#### [Your objective]
Please list every group of readers that the private cloud reference architecture text below says should use the documents in its collection.

#### [Quoted passage]
==========
The Reference Architecture for Private Cloud wiki site on TechNet is driven by the SCD iX Solutions Group. It is a joint effort with the private cloud community at large. This document set is designed to facilitate an organization’s transformation to private cloud as a service delivery enabling set of processes and technologies. Business decision makers, technical decision makers, IT architects and IT Pros interested in private cloud should use relevant documents in this collection to understand the transformation to private cloud in terms of business drivers, potential architectural approaches, and impact on key aspects of IT.


Note:
This document is part of a collection of documents that comprise the Reference Architecture for Private Cloud documentation set which is a community collaboration project. Please feel free to edit this document to improve its quality. If you would like to be recognized for your work on improving this article, please include your name and any contact information you wish to share at the bottom of this page.
==========
(Bounding box prediction records)

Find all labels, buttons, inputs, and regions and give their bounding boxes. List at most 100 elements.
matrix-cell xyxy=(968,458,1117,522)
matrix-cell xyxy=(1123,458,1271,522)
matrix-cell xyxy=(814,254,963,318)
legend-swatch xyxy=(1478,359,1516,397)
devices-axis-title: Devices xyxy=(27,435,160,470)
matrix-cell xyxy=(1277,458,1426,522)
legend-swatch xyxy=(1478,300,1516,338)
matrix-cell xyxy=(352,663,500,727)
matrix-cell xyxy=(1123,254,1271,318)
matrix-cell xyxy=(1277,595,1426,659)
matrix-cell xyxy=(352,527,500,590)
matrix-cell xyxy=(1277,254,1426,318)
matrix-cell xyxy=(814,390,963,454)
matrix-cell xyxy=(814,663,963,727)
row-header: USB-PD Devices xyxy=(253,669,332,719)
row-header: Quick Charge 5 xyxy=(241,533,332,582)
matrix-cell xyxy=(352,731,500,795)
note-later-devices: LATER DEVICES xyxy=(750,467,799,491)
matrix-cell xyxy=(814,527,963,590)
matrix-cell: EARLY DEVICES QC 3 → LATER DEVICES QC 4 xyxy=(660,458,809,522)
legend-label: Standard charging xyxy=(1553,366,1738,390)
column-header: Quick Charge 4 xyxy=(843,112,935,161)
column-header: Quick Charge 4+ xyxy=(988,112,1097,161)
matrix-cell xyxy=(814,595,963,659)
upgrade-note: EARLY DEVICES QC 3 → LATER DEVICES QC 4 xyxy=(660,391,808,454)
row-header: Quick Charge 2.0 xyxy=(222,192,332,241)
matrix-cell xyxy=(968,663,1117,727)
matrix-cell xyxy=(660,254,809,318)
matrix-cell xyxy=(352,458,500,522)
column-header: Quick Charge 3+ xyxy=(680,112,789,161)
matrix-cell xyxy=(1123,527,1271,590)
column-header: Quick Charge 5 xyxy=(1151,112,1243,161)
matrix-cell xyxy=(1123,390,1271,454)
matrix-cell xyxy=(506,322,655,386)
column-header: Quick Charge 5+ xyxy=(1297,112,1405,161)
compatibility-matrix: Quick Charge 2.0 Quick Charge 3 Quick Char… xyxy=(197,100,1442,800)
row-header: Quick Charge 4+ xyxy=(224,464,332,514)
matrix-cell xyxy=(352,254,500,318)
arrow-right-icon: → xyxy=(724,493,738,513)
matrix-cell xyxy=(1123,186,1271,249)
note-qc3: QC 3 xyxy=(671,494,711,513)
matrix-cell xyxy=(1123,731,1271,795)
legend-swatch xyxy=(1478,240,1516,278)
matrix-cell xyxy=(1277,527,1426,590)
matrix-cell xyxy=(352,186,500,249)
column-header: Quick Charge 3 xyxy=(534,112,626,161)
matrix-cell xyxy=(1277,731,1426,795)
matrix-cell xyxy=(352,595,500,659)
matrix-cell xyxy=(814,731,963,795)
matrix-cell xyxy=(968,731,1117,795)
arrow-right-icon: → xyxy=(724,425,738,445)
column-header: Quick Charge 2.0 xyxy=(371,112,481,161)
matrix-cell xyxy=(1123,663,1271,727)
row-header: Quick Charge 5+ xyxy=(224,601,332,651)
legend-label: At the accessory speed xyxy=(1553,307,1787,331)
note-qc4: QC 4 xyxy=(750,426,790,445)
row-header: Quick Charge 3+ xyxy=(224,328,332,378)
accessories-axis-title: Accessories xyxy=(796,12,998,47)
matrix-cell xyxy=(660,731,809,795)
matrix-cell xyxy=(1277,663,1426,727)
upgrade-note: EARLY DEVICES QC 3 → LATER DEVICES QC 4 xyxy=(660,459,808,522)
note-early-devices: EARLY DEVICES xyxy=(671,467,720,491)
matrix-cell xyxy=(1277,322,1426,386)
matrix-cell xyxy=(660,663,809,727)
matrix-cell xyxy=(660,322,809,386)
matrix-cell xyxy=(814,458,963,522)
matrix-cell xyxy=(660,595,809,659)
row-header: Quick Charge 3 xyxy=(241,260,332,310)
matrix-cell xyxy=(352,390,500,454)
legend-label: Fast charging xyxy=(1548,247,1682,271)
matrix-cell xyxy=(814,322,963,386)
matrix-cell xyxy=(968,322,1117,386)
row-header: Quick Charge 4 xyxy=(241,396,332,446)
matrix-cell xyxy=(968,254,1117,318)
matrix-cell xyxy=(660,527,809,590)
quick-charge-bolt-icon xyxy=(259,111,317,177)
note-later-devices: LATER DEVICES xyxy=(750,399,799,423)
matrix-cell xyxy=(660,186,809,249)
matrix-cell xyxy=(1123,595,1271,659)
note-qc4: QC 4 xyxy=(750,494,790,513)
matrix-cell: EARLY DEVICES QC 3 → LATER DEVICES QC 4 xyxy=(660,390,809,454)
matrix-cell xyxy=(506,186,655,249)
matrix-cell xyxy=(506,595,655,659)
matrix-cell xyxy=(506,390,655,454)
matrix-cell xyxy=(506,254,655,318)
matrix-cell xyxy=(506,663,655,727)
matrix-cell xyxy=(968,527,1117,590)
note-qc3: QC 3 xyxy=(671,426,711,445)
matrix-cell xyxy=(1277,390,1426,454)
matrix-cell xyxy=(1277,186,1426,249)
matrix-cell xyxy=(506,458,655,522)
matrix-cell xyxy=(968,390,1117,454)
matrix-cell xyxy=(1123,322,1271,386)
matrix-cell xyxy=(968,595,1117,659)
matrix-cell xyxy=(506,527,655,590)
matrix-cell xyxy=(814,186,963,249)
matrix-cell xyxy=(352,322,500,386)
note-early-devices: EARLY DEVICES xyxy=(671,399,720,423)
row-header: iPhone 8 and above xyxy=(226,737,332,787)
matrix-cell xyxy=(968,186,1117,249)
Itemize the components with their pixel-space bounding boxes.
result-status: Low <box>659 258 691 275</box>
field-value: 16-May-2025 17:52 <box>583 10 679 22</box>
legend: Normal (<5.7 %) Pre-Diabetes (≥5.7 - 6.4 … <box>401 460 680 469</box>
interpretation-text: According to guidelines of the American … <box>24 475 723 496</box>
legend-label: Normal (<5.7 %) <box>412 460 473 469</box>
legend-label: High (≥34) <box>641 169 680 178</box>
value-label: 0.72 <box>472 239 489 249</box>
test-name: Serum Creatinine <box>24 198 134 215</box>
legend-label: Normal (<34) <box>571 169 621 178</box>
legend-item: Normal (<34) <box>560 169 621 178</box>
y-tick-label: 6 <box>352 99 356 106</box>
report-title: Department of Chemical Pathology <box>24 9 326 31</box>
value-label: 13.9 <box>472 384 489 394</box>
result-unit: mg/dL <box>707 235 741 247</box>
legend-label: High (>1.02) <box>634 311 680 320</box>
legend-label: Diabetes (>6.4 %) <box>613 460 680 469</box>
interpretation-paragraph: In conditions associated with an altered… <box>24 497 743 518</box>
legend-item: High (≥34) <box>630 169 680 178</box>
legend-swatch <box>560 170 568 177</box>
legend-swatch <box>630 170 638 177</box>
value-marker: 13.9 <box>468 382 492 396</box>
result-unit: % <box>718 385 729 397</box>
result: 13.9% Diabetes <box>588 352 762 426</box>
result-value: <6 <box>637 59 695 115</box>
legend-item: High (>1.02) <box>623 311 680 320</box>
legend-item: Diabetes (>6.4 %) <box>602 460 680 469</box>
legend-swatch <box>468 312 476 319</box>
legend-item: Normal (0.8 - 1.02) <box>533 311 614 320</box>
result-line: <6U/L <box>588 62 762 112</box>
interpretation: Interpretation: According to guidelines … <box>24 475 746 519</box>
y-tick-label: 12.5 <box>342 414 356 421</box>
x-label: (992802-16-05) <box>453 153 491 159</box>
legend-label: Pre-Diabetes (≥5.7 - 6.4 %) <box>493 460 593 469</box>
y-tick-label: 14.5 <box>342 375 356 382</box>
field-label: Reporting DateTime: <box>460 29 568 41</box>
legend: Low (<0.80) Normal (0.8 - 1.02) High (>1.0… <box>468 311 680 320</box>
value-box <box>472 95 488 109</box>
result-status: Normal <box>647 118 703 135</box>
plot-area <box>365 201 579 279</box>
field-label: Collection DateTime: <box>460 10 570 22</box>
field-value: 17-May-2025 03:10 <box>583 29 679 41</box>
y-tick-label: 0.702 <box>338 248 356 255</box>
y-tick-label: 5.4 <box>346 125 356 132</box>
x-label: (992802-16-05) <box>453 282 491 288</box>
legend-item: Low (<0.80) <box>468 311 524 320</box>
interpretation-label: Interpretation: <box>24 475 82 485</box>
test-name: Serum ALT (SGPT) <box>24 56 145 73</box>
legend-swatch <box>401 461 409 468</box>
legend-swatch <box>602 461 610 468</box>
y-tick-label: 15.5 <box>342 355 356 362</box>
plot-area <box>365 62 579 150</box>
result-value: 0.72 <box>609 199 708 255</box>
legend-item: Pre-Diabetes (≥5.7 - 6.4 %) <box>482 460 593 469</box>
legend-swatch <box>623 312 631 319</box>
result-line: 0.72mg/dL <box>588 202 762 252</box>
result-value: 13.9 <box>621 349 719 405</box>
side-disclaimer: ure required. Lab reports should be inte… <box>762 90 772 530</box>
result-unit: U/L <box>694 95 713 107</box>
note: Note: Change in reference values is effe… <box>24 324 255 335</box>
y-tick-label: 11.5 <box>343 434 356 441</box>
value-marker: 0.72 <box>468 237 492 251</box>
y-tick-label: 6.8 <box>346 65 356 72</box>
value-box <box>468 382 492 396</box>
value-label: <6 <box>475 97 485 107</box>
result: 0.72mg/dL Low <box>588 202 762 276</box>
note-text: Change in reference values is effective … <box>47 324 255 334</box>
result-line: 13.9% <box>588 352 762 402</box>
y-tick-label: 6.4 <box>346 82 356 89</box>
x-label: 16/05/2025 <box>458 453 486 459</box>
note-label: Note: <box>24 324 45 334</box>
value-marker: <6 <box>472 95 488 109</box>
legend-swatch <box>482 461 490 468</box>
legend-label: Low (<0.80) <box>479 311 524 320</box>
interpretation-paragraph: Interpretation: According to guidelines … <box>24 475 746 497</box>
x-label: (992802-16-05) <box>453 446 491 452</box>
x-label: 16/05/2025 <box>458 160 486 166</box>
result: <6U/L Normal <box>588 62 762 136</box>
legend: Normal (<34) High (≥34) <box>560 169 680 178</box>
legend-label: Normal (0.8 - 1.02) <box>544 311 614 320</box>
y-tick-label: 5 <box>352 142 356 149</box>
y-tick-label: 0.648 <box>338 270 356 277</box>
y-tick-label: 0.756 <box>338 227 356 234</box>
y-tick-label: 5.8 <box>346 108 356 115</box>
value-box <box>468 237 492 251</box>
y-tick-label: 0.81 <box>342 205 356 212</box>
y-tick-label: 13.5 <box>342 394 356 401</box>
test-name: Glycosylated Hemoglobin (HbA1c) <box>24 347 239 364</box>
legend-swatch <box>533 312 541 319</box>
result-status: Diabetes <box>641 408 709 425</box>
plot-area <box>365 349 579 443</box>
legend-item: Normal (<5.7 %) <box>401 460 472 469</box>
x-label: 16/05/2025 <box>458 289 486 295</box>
==========
#### [Answer to the exercise]
- Business decision makers
- Technical decision makers
- IT architects
- IT Pros interested in private cloud